Stored records
## START

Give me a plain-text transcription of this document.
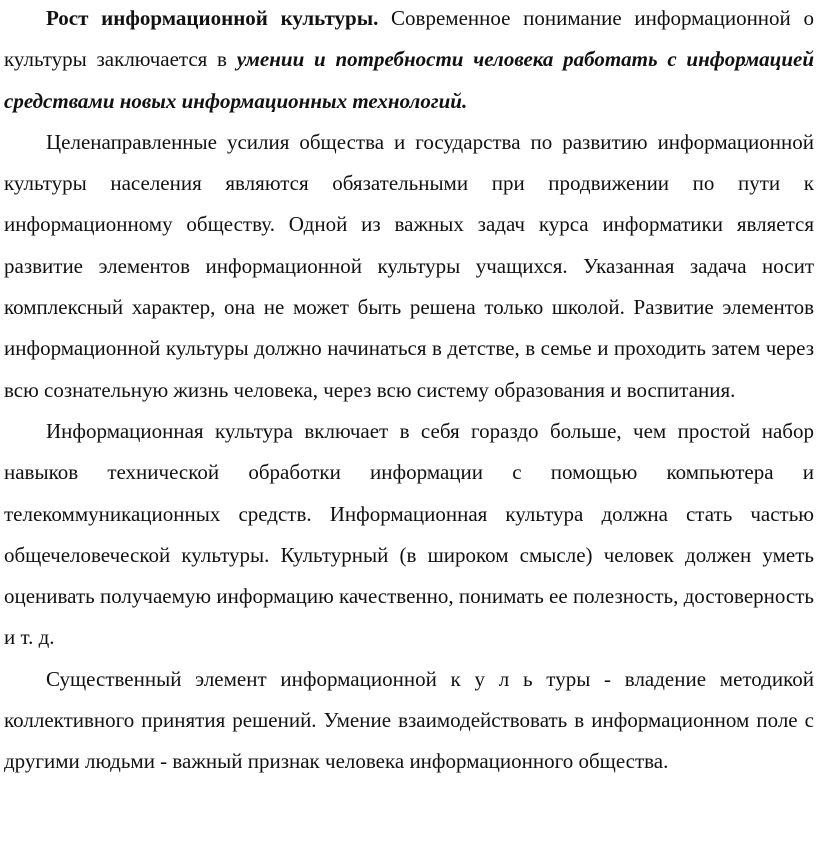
Рост информационной культуры. Современное понимание информационной о культуры заключается в умении и потребности человека работать с информацией средствами новых информационных технологий.

Целенаправленные усилия общества и государства по развитию информационной культуры населения являются обязательными при продвижении по пути к информационному обществу. Одной из важных задач курса информатики является развитие элементов информационной культуры учащихся. Указанная задача носит комплексный характер, она не может быть решена только школой. Развитие элементов информационной культуры должно начинаться в детстве, в семье и проходить затем через всю сознательную жизнь человека, через всю систему образования и воспитания.

Информационная культура включает в себя гораздо больше, чем простой набор навыков технической обработки информации с помощью компьютера и телекоммуникационных средств. Информационная культура должна стать частью общечеловеческой культуры. Культурный (в широком смысле) человек должен уметь оценивать получаемую информацию качественно, понимать ее полезность, достоверность и т. д.

Существенный элемент информационной к у л ь туры - владение методикой коллективного принятия решений. Умение взаимодействовать в информационном поле с другими людьми - важный признак человека информационного общества.
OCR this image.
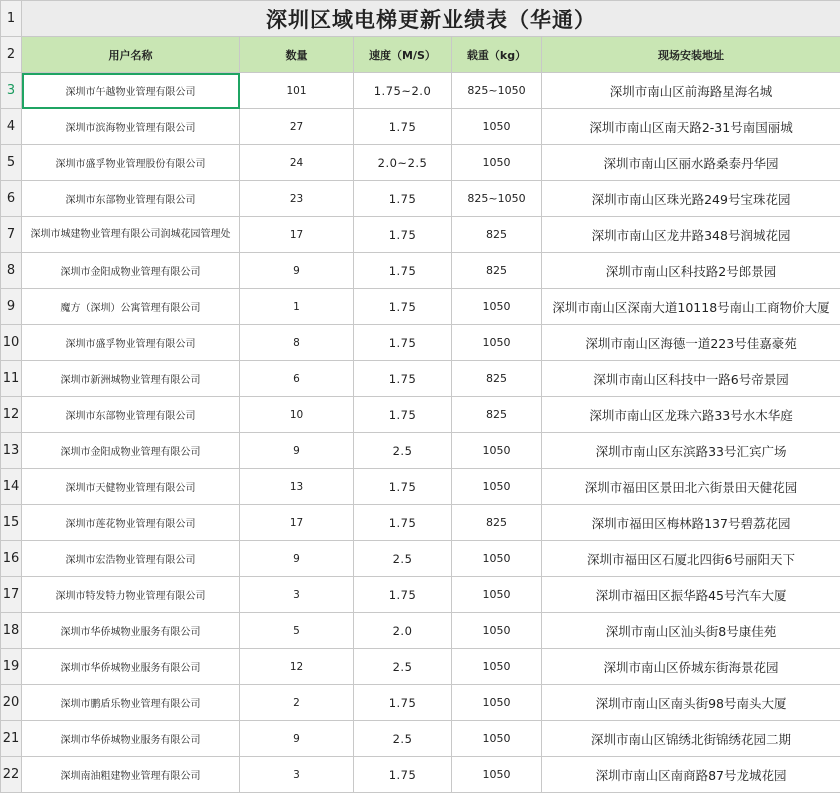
1	深圳区域电梯更新业绩表（华通）				
2	用户名称	数量	速度（M/S）	载重（kg）	现场安装地址
3	深圳市午越物业管理有限公司	101	1.75~2.0	825~1050	深圳市南山区前海路星海名城
4	深圳市滨海物业管理有限公司	27	1.75	1050	深圳市南山区南天路2-31号南国丽城
5	深圳市盛孚物业管理股份有限公司	24	2.0~2.5	1050	深圳市南山区丽水路桑泰丹华园
6	深圳市东部物业管理有限公司	23	1.75	825~1050	深圳市南山区珠光路249号宝珠花园
7	深圳市城建物业管理有限公司润城花园管理处	17	1.75	825	深圳市南山区龙井路348号润城花园
8	深圳市金阳成物业管理有限公司	9	1.75	825	深圳市南山区科技路2号郎景园
9	魔方（深圳）公寓管理有限公司	1	1.75	1050	深圳市南山区深南大道10118号南山工商物价大厦
10	深圳市盛孚物业管理有限公司	8	1.75	1050	深圳市南山区海德一道223号佳嘉豪苑
11	深圳市新洲城物业管理有限公司	6	1.75	825	深圳市南山区科技中一路6号帝景园
12	深圳市东部物业管理有限公司	10	1.75	825	深圳市南山区龙珠六路33号水木华庭
13	深圳市金阳成物业管理有限公司	9	2.5	1050	深圳市南山区东滨路33号汇宾广场
14	深圳市天健物业管理有限公司	13	1.75	1050	深圳市福田区景田北六街景田天健花园
15	深圳市莲花物业管理有限公司	17	1.75	825	深圳市福田区梅林路137号碧荔花园
16	深圳市宏浩物业管理有限公司	9	2.5	1050	深圳市福田区石厦北四街6号丽阳天下
17	深圳市特发特力物业管理有限公司	3	1.75	1050	深圳市福田区振华路45号汽车大厦
18	深圳市华侨城物业服务有限公司	5	2.0	1050	深圳市南山区汕头街8号康佳苑
19	深圳市华侨城物业服务有限公司	12	2.5	1050	深圳市南山区侨城东街海景花园
20	深圳市鹏盾乐物业管理有限公司	2	1.75	1050	深圳市南山区南头街98号南头大厦
21	深圳市华侨城物业服务有限公司	9	2.5	1050	深圳市南山区锦绣北街锦绣花园二期
22	深圳南油粗建物业管理有限公司	3	1.75	1050	深圳市南山区南商路87号龙城花园
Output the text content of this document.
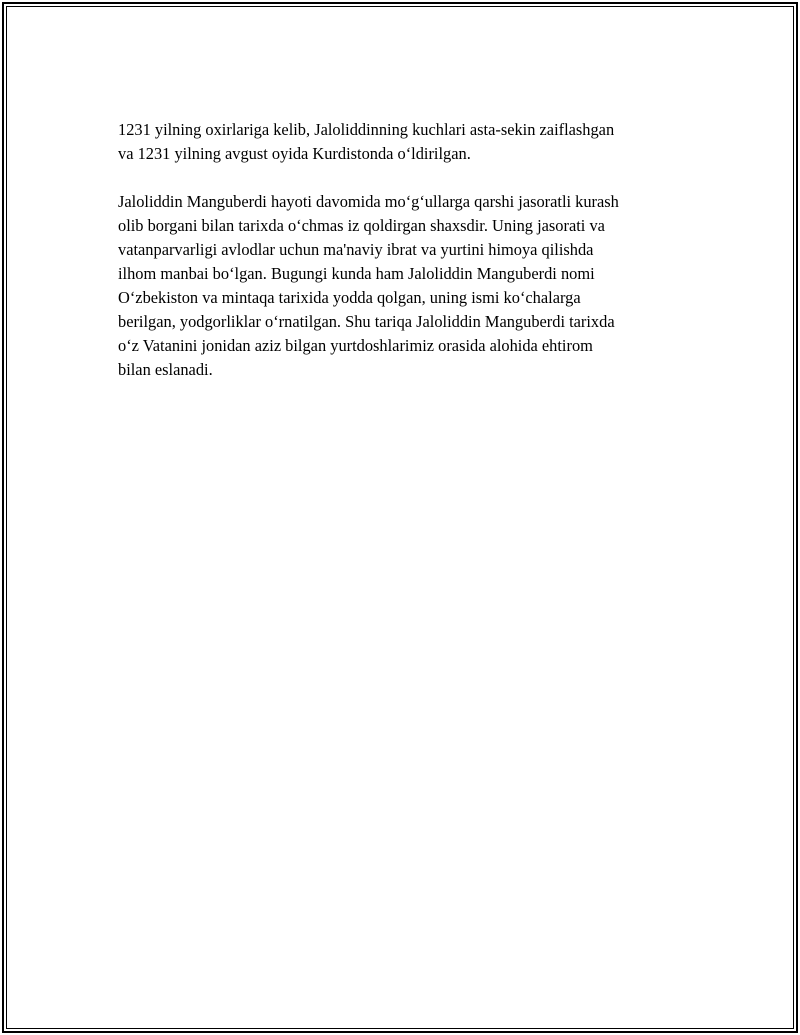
1231 yilning oxirlariga kelib, Jaloliddinning kuchlari asta-sekin zaiflashgan
va 1231 yilning avgust oyida Kurdistonda o‘ldirilgan.

Jaloliddin Manguberdi hayoti davomida mo‘g‘ullarga qarshi jasoratli kurash
olib borgani bilan tarixda o‘chmas iz qoldirgan shaxsdir. Uning jasorati va
vatanparvarligi avlodlar uchun ma'naviy ibrat va yurtini himoya qilishda
ilhom manbai bo‘lgan. Bugungi kunda ham Jaloliddin Manguberdi nomi
O‘zbekiston va mintaqa tarixida yodda qolgan, uning ismi ko‘chalarga
berilgan, yodgorliklar o‘rnatilgan. Shu tariqa Jaloliddin Manguberdi tarixda
o‘z Vatanini jonidan aziz bilgan yurtdoshlarimiz orasida alohida ehtirom
bilan eslanadi.
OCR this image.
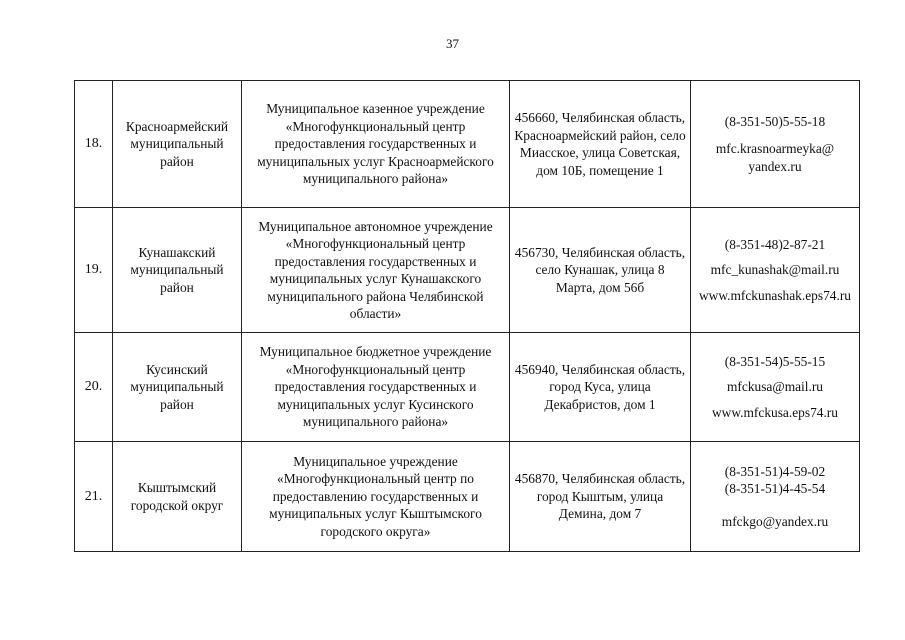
37
18.	Красноармейский муниципальный район	Муниципальное казенное учреждение «Многофункциональный центр предоставления государственных и муниципальных услуг Красноармейского муниципального района»	456660, Челябинская область, Красноармейский район, село Миасское, улица Советская, дом 10Б, помещение 1	(8-351-50)5-55-18
mfc.krasnoarmeyka@ yandex.ru

19.	Кунашакский муниципальный район	Муниципальное автономное учреждение «Многофункциональный центр предоставления государственных и муниципальных услуг Кунашакского муниципального района Челябинской области»	456730, Челябинская область, село Кунашак, улица 8 Марта, дом 56б	(8-351-48)2-87-21
mfc_kunashak@mail.ru
www.mfckunashak.eps74.ru

20.	Кусинский муниципальный район	Муниципальное бюджетное учреждение «Многофункциональный центр предоставления государственных и муниципальных услуг Кусинского муниципального района»	456940, Челябинская область, город Куса, улица Декабристов, дом 1	(8-351-54)5-55-15
mfckusa@mail.ru
www.mfckusa.eps74.ru

21.	Кыштымский городской округ	Муниципальное учреждение «Многофункциональный центр по предоставлению государственных и муниципальных услуг Кыштымского городского округа»	456870, Челябинская область, город Кыштым, улица Демина, дом 7	(8-351-51)4-59-02
(8-351-51)4-45-54
mfckgo@yandex.ru
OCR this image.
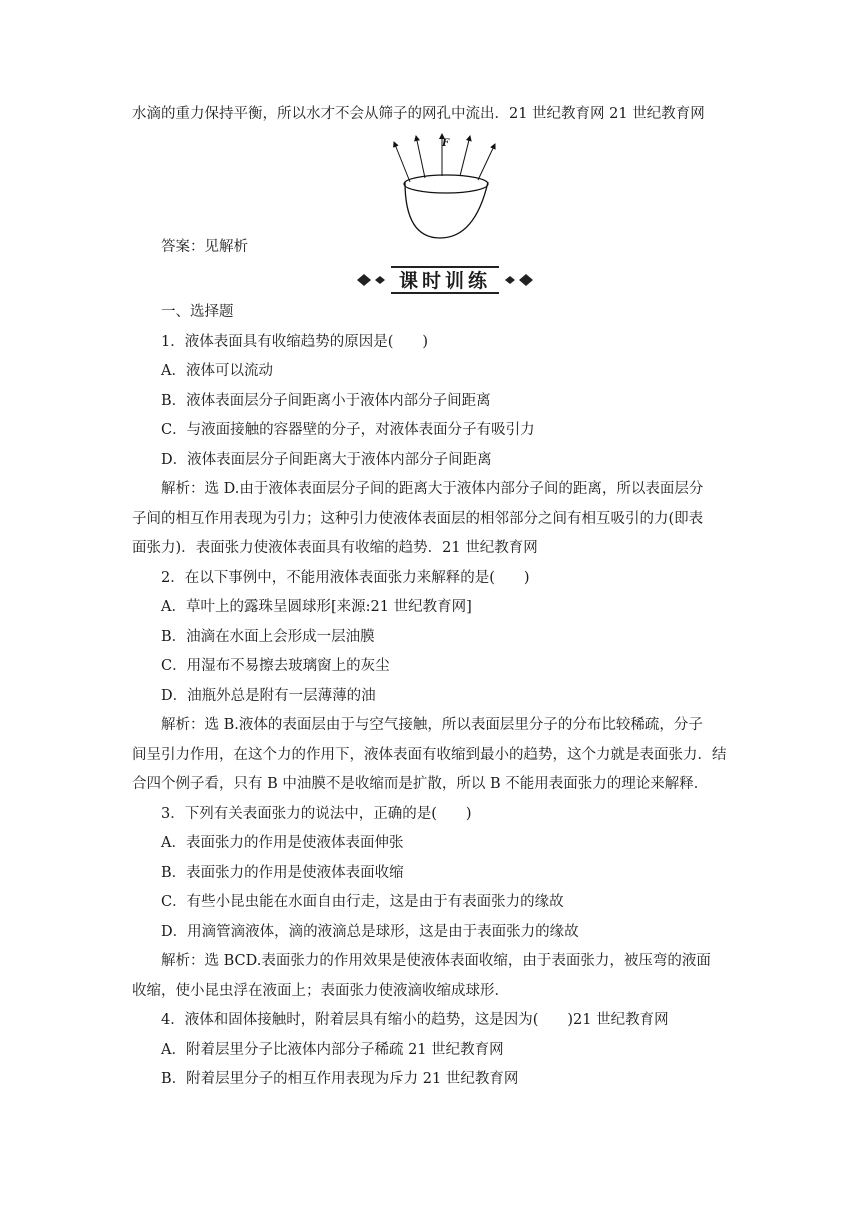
水滴的重力保持平衡，所以水才不会从筛子的网孔中流出．21 世纪教育网 21 世纪教育网
F
答案：见解析
课时训练
一、选择题
1．液体表面具有收缩趋势的原因是(　　)
A．液体可以流动
B．液体表面层分子间距离小于液体内部分子间距离
C．与液面接触的容器壁的分子，对液体表面分子有吸引力
D．液体表面层分子间距离大于液体内部分子间距离
解析：选 D.由于液体表面层分子间的距离大于液体内部分子间的距离，所以表面层分
子间的相互作用表现为引力；这种引力使液体表面层的相邻部分之间有相互吸引的力(即表
面张力)．表面张力使液体表面具有收缩的趋势．21 世纪教育网
2．在以下事例中，不能用液体表面张力来解释的是(　　)
A．草叶上的露珠呈圆球形[来源:21 世纪教育网]
B．油滴在水面上会形成一层油膜
C．用湿布不易擦去玻璃窗上的灰尘
D．油瓶外总是附有一层薄薄的油
解析：选 B.液体的表面层由于与空气接触，所以表面层里分子的分布比较稀疏，分子
间呈引力作用，在这个力的作用下，液体表面有收缩到最小的趋势，这个力就是表面张力．结
合四个例子看，只有 B 中油膜不是收缩而是扩散，所以 B 不能用表面张力的理论来解释．
3．下列有关表面张力的说法中，正确的是(　　)
A．表面张力的作用是使液体表面伸张
B．表面张力的作用是使液体表面收缩
C．有些小昆虫能在水面自由行走，这是由于有表面张力的缘故
D．用滴管滴液体，滴的液滴总是球形，这是由于表面张力的缘故
解析：选 BCD.表面张力的作用效果是使液体表面收缩，由于表面张力，被压弯的液面
收缩，使小昆虫浮在液面上；表面张力使液滴收缩成球形．
4．液体和固体接触时，附着层具有缩小的趋势，这是因为(　　)21 世纪教育网
A．附着层里分子比液体内部分子稀疏 21 世纪教育网
B．附着层里分子的相互作用表现为斥力 21 世纪教育网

## END

Every record gets retyped exactly; no picture goes into the copy.

Reply to the exercise:
Give me a plain-text transcription of this document.
Рост информационной культуры. Современное понимание информационной о культуры заключается в умении и потребности человека работать с информацией средствами новых информационных технологий.

Целенаправленные усилия общества и государства по развитию информационной культуры населения являются обязательными при продвижении по пути к информационному обществу. Одной из важных задач курса информатики является развитие элементов информационной культуры учащихся. Указанная задача носит комплексный характер, она не может быть решена только школой. Развитие элементов информационной культуры должно начинаться в детстве, в семье и проходить затем через всю сознательную жизнь человека, через всю систему образования и воспитания.

Информационная культура включает в себя гораздо больше, чем простой набор навыков технической обработки информации с помощью компьютера и телекоммуникационных средств. Информационная культура должна стать частью общечеловеческой культуры. Культурный (в широком смысле) человек должен уметь оценивать получаемую информацию качественно, понимать ее полезность, достоверность и т. д.

Существенный элемент информационной к у л ь туры - владение методикой коллективного принятия решений. Умение взаимодействовать в информационном поле с другими людьми - важный признак человека информационного общества.
OCR this image.
1	深圳区域电梯更新业绩表（华通）				
2	用户名称	数量	速度（M/S）	载重（kg）	现场安装地址
3	深圳市午越物业管理有限公司	101	1.75~2.0	825~1050	深圳市南山区前海路星海名城
4	深圳市滨海物业管理有限公司	27	1.75	1050	深圳市南山区南天路2-31号南国丽城
5	深圳市盛孚物业管理股份有限公司	24	2.0~2.5	1050	深圳市南山区丽水路桑泰丹华园
6	深圳市东部物业管理有限公司	23	1.75	825~1050	深圳市南山区珠光路249号宝珠花园
7	深圳市城建物业管理有限公司润城花园管理处	17	1.75	825	深圳市南山区龙井路348号润城花园
8	深圳市金阳成物业管理有限公司	9	1.75	825	深圳市南山区科技路2号郎景园
9	魔方（深圳）公寓管理有限公司	1	1.75	1050	深圳市南山区深南大道10118号南山工商物价大厦
10	深圳市盛孚物业管理有限公司	8	1.75	1050	深圳市南山区海德一道223号佳嘉豪苑
11	深圳市新洲城物业管理有限公司	6	1.75	825	深圳市南山区科技中一路6号帝景园
12	深圳市东部物业管理有限公司	10	1.75	825	深圳市南山区龙珠六路33号水木华庭
13	深圳市金阳成物业管理有限公司	9	2.5	1050	深圳市南山区东滨路33号汇宾广场
14	深圳市天健物业管理有限公司	13	1.75	1050	深圳市福田区景田北六街景田天健花园
15	深圳市莲花物业管理有限公司	17	1.75	825	深圳市福田区梅林路137号碧荔花园
16	深圳市宏浩物业管理有限公司	9	2.5	1050	深圳市福田区石厦北四街6号丽阳天下
17	深圳市特发特力物业管理有限公司	3	1.75	1050	深圳市福田区振华路45号汽车大厦
18	深圳市华侨城物业服务有限公司	5	2.0	1050	深圳市南山区汕头街8号康佳苑
19	深圳市华侨城物业服务有限公司	12	2.5	1050	深圳市南山区侨城东街海景花园
20	深圳市鹏盾乐物业管理有限公司	2	1.75	1050	深圳市南山区南头街98号南头大厦
21	深圳市华侨城物业服务有限公司	9	2.5	1050	深圳市南山区锦绣北街锦绣花园二期
22	深圳南油粗建物业管理有限公司	3	1.75	1050	深圳市南山区南商路87号龙城花园
Output the text content of this document.
1231 yilning oxirlariga kelib, Jaloliddinning kuchlari asta-sekin zaiflashgan
va 1231 yilning avgust oyida Kurdistonda o‘ldirilgan.

Jaloliddin Manguberdi hayoti davomida mo‘g‘ullarga qarshi jasoratli kurash
olib borgani bilan tarixda o‘chmas iz qoldirgan shaxsdir. Uning jasorati va
vatanparvarligi avlodlar uchun ma'naviy ibrat va yurtini himoya qilishda
ilhom manbai bo‘lgan. Bugungi kunda ham Jaloliddin Manguberdi nomi
O‘zbekiston va mintaqa tarixida yodda qolgan, uning ismi ko‘chalarga
berilgan, yodgorliklar o‘rnatilgan. Shu tariqa Jaloliddin Manguberdi tarixda
o‘z Vatanini jonidan aziz bilgan yurtdoshlarimiz orasida alohida ehtirom
bilan eslanadi.
OCR this image.
37
18.	Красноармейский муниципальный район	Муниципальное казенное учреждение «Многофункциональный центр предоставления государственных и муниципальных услуг Красноармейского муниципального района»	456660, Челябинская область, Красноармейский район, село Миасское, улица Советская, дом 10Б, помещение 1	(8-351-50)5-55-18
mfc.krasnoarmeyka@ yandex.ru

19.	Кунашакский муниципальный район	Муниципальное автономное учреждение «Многофункциональный центр предоставления государственных и муниципальных услуг Кунашакского муниципального района Челябинской области»	456730, Челябинская область, село Кунашак, улица 8 Марта, дом 56б	(8-351-48)2-87-21
mfc_kunashak@mail.ru
www.mfckunashak.eps74.ru

20.	Кусинский муниципальный район	Муниципальное бюджетное учреждение «Многофункциональный центр предоставления государственных и муниципальных услуг Кусинского муниципального района»	456940, Челябинская область, город Куса, улица Декабристов, дом 1	(8-351-54)5-55-15
mfckusa@mail.ru
www.mfckusa.eps74.ru

21.	Кыштымский городской округ	Муниципальное учреждение «Многофункциональный центр по предоставлению государственных и муниципальных услуг Кыштымского городского округа»	456870, Челябинская область, город Кыштым, улица Демина, дом 7	(8-351-51)4-59-02
(8-351-51)4-45-54
mfckgo@yandex.ru
OCR this image.
水滴的重力保持平衡，所以水才不会从筛子的网孔中流出．21 世纪教育网 21 世纪教育网
F
答案：见解析
课时训练
一、选择题
1．液体表面具有收缩趋势的原因是(　　)
A．液体可以流动
B．液体表面层分子间距离小于液体内部分子间距离
C．与液面接触的容器壁的分子，对液体表面分子有吸引力
D．液体表面层分子间距离大于液体内部分子间距离
解析：选 D.由于液体表面层分子间的距离大于液体内部分子间的距离，所以表面层分
子间的相互作用表现为引力；这种引力使液体表面层的相邻部分之间有相互吸引的力(即表
面张力)．表面张力使液体表面具有收缩的趋势．21 世纪教育网
2．在以下事例中，不能用液体表面张力来解释的是(　　)
A．草叶上的露珠呈圆球形[来源:21 世纪教育网]
B．油滴在水面上会形成一层油膜
C．用湿布不易擦去玻璃窗上的灰尘
D．油瓶外总是附有一层薄薄的油
解析：选 B.液体的表面层由于与空气接触，所以表面层里分子的分布比较稀疏，分子
间呈引力作用，在这个力的作用下，液体表面有收缩到最小的趋势，这个力就是表面张力．结
合四个例子看，只有 B 中油膜不是收缩而是扩散，所以 B 不能用表面张力的理论来解释．
3．下列有关表面张力的说法中，正确的是(　　)
A．表面张力的作用是使液体表面伸张
B．表面张力的作用是使液体表面收缩
C．有些小昆虫能在水面自由行走，这是由于有表面张力的缘故
D．用滴管滴液体，滴的液滴总是球形，这是由于表面张力的缘故
解析：选 BCD.表面张力的作用效果是使液体表面收缩，由于表面张力，被压弯的液面
收缩，使小昆虫浮在液面上；表面张力使液滴收缩成球形．
4．液体和固体接触时，附着层具有缩小的趋势，这是因为(　　)21 世纪教育网
A．附着层里分子比液体内部分子稀疏 21 世纪教育网
B．附着层里分子的相互作用表现为斥力 21 世纪教育网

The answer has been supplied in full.